[Data extracted from a collection]
+ + + + + + +
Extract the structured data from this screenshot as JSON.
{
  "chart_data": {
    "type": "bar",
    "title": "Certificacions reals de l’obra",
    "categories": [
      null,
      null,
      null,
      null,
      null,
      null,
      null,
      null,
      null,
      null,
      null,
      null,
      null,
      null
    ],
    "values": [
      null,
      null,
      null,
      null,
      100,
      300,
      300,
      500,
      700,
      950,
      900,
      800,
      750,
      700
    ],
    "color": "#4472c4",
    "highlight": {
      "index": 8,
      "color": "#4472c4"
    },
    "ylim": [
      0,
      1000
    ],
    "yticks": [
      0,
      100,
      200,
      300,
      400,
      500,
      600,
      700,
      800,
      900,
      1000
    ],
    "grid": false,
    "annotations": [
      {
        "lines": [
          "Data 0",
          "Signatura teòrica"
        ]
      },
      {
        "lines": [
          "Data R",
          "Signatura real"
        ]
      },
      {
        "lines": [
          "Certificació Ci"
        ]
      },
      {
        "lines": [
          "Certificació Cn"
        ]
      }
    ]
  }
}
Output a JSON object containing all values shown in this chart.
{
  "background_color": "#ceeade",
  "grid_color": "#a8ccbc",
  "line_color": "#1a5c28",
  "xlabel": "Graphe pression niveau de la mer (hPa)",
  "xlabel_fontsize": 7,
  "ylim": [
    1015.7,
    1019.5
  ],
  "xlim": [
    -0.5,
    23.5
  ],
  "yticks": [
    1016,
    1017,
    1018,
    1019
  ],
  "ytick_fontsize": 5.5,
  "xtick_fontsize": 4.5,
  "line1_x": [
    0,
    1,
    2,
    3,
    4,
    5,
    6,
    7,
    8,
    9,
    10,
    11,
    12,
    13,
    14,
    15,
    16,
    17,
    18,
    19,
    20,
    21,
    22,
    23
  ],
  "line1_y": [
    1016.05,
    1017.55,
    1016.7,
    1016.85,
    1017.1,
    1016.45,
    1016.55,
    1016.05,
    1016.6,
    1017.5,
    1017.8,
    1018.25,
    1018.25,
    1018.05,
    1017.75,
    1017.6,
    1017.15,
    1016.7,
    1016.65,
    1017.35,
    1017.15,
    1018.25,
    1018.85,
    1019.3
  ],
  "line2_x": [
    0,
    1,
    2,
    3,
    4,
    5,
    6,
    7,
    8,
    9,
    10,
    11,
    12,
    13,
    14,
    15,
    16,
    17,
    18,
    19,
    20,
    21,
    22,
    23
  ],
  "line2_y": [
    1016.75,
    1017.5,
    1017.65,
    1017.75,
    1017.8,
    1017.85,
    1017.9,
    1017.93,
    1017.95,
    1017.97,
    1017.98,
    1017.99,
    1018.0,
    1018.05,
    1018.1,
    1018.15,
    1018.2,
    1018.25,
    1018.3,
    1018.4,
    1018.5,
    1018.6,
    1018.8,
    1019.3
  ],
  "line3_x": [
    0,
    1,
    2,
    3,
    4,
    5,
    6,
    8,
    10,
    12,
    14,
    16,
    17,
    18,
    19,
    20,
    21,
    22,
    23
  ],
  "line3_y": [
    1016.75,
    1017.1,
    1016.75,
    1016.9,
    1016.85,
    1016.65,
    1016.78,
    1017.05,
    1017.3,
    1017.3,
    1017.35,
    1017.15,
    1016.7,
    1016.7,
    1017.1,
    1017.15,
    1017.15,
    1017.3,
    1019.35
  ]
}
+ + + + + + +
■ **Required work**
Pull out every line in the data above that has the word "JSON".

■ **Result for this exercise**
Extract the structured data from this screenshot as JSON.
Output a JSON object containing all values shown in this chart.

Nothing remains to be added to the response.